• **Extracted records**
# # # # #

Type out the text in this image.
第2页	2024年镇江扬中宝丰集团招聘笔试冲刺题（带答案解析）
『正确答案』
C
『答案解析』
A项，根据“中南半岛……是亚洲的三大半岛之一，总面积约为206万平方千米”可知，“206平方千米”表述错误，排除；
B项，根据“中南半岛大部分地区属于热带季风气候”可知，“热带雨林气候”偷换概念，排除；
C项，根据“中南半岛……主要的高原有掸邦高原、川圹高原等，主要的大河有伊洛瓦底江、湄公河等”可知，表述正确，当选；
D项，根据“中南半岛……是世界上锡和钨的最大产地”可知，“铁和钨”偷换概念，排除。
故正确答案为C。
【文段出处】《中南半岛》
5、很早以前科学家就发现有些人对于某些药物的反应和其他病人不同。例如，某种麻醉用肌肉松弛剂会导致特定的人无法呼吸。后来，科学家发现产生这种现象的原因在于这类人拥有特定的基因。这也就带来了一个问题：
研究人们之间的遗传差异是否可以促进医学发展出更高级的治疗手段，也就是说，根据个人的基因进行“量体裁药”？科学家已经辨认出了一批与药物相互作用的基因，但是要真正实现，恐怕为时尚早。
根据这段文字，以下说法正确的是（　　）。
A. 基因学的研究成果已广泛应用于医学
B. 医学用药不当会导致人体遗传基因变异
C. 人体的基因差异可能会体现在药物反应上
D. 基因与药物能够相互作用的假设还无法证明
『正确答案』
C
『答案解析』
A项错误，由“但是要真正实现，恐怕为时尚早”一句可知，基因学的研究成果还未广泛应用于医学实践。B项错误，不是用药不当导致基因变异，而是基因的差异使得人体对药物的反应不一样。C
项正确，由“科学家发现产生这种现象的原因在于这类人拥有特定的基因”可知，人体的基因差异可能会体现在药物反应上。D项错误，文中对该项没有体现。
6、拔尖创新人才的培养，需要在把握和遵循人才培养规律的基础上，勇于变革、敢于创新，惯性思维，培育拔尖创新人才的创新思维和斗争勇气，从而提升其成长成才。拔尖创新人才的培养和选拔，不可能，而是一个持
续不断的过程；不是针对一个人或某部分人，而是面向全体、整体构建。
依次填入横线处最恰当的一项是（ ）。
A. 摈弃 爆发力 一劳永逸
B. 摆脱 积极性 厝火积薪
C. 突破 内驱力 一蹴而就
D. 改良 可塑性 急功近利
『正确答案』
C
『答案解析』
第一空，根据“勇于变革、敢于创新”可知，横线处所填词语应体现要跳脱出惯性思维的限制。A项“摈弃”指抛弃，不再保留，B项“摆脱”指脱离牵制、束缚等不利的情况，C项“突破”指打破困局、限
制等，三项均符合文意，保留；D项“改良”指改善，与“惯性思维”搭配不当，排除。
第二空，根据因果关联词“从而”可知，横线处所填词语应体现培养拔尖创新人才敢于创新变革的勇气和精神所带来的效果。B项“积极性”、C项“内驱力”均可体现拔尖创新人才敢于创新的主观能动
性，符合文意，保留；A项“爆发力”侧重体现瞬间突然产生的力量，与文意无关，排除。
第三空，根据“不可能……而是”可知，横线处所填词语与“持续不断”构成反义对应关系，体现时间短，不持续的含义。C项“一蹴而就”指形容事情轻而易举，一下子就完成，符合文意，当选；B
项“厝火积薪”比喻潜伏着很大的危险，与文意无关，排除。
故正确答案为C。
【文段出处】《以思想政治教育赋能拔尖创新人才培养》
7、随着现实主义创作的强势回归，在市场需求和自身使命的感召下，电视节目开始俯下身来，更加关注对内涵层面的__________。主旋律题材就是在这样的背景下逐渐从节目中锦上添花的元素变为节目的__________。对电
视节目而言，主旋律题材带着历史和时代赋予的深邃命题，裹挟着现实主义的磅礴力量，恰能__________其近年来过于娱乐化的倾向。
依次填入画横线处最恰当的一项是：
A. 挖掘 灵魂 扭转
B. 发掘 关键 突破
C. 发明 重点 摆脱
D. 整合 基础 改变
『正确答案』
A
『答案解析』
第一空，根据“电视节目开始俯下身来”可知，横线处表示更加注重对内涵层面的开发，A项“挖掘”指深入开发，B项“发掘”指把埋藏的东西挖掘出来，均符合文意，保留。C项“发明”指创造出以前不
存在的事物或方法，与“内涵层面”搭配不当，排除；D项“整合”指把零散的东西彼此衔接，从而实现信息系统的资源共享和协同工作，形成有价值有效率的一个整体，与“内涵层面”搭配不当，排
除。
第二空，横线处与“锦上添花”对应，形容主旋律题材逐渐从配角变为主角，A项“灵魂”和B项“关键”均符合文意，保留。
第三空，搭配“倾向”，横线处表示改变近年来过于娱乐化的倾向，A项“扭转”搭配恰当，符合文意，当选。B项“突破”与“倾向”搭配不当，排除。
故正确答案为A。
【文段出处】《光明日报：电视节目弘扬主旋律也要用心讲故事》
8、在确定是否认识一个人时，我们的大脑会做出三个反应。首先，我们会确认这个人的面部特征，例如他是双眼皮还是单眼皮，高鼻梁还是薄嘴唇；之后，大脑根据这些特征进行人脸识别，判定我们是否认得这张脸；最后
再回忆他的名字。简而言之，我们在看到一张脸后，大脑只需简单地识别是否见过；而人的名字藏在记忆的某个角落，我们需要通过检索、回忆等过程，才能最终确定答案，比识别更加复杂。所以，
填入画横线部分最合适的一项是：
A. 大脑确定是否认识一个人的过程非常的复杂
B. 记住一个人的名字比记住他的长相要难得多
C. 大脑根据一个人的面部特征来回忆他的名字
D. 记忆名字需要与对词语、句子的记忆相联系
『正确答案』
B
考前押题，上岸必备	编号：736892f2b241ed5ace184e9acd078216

# # # # #

• **WHAT IS BEING ASKED**
Identify and copy lines that hold the string "文段出处".

• **CORRECT ANSWER**
【文段出处】《中南半岛》
【文段出处】《以思想政治教育赋能拔尖创新人才培养》
【文段出处】《光明日报：电视节目弘扬主旋律也要用心讲故事》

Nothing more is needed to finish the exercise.